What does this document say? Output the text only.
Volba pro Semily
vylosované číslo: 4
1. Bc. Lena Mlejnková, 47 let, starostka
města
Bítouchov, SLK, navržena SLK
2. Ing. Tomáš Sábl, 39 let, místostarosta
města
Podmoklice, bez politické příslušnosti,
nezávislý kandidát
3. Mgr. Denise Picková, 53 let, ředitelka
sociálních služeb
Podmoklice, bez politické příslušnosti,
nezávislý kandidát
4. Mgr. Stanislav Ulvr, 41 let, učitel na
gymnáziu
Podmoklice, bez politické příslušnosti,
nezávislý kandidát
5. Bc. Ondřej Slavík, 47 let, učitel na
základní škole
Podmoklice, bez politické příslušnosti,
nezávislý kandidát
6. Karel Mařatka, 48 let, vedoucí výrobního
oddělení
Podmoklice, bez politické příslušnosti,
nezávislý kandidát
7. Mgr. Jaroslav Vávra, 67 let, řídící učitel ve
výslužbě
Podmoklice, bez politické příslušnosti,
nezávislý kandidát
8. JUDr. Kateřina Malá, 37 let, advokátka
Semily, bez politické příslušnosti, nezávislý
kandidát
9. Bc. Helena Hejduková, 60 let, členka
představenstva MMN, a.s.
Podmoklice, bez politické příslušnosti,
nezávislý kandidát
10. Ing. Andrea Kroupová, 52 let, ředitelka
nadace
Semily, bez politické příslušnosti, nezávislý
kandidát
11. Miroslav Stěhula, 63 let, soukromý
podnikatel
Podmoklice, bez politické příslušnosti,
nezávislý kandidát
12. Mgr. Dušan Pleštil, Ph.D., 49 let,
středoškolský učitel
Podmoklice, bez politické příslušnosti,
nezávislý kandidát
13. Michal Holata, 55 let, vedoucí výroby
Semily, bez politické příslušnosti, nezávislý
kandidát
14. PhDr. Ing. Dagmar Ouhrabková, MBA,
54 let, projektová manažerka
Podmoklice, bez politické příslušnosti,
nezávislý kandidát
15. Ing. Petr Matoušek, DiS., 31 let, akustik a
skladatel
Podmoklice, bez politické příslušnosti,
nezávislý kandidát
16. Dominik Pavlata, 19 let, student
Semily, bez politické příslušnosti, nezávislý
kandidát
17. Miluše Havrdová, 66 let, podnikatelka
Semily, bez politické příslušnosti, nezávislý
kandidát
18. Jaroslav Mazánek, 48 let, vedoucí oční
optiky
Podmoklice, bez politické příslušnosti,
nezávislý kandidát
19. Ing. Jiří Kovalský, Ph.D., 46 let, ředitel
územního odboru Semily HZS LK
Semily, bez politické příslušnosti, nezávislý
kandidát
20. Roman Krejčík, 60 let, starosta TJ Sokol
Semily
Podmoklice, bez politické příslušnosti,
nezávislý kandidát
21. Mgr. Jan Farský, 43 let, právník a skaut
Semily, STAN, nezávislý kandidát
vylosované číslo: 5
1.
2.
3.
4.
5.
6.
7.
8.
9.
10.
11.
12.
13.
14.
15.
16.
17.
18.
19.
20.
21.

*****

## Problem statement
Reproduce each record shown above without altering a single word.

## Written answer
What does this document say? Output the text only.
Volba pro Semily
vylosované číslo: 4
1. Bc. Lena Mlejnková, 47 let, starostka
města
Bítouchov, SLK, navržena SLK
2. Ing. Tomáš Sábl, 39 let, místostarosta
města
Podmoklice, bez politické příslušnosti,
nezávislý kandidát
3. Mgr. Denise Picková, 53 let, ředitelka
sociálních služeb
Podmoklice, bez politické příslušnosti,
nezávislý kandidát
4. Mgr. Stanislav Ulvr, 41 let, učitel na
gymnáziu
Podmoklice, bez politické příslušnosti,
nezávislý kandidát
5. Bc. Ondřej Slavík, 47 let, učitel na
základní škole
Podmoklice, bez politické příslušnosti,
nezávislý kandidát
6. Karel Mařatka, 48 let, vedoucí výrobního
oddělení
Podmoklice, bez politické příslušnosti,
nezávislý kandidát
7. Mgr. Jaroslav Vávra, 67 let, řídící učitel ve
výslužbě
Podmoklice, bez politické příslušnosti,
nezávislý kandidát
8. JUDr. Kateřina Malá, 37 let, advokátka
Semily, bez politické příslušnosti, nezávislý
kandidát
9. Bc. Helena Hejduková, 60 let, členka
představenstva MMN, a.s.
Podmoklice, bez politické příslušnosti,
nezávislý kandidát
10. Ing. Andrea Kroupová, 52 let, ředitelka
nadace
Semily, bez politické příslušnosti, nezávislý
kandidát
11. Miroslav Stěhula, 63 let, soukromý
podnikatel
Podmoklice, bez politické příslušnosti,
nezávislý kandidát
12. Mgr. Dušan Pleštil, Ph.D., 49 let,
středoškolský učitel
Podmoklice, bez politické příslušnosti,
nezávislý kandidát
13. Michal Holata, 55 let, vedoucí výroby
Semily, bez politické příslušnosti, nezávislý
kandidát
14. PhDr. Ing. Dagmar Ouhrabková, MBA,
54 let, projektová manažerka
Podmoklice, bez politické příslušnosti,
nezávislý kandidát
15. Ing. Petr Matoušek, DiS., 31 let, akustik a
skladatel
Podmoklice, bez politické příslušnosti,
nezávislý kandidát
16. Dominik Pavlata, 19 let, student
Semily, bez politické příslušnosti, nezávislý
kandidát
17. Miluše Havrdová, 66 let, podnikatelka
Semily, bez politické příslušnosti, nezávislý
kandidát
18. Jaroslav Mazánek, 48 let, vedoucí oční
optiky
Podmoklice, bez politické příslušnosti,
nezávislý kandidát
19. Ing. Jiří Kovalský, Ph.D., 46 let, ředitel
územního odboru Semily HZS LK
Semily, bez politické příslušnosti, nezávislý
kandidát
20. Roman Krejčík, 60 let, starosta TJ Sokol
Semily
Podmoklice, bez politické příslušnosti,
nezávislý kandidát
21. Mgr. Jan Farský, 43 let, právník a skaut
Semily, STAN, nezávislý kandidát
vylosované číslo: 5
1.
2.
3.
4.
5.
6.
7.
8.
9.
10.
11.
12.
13.
14.
15.
16.
17.
18.
19.
20.
21.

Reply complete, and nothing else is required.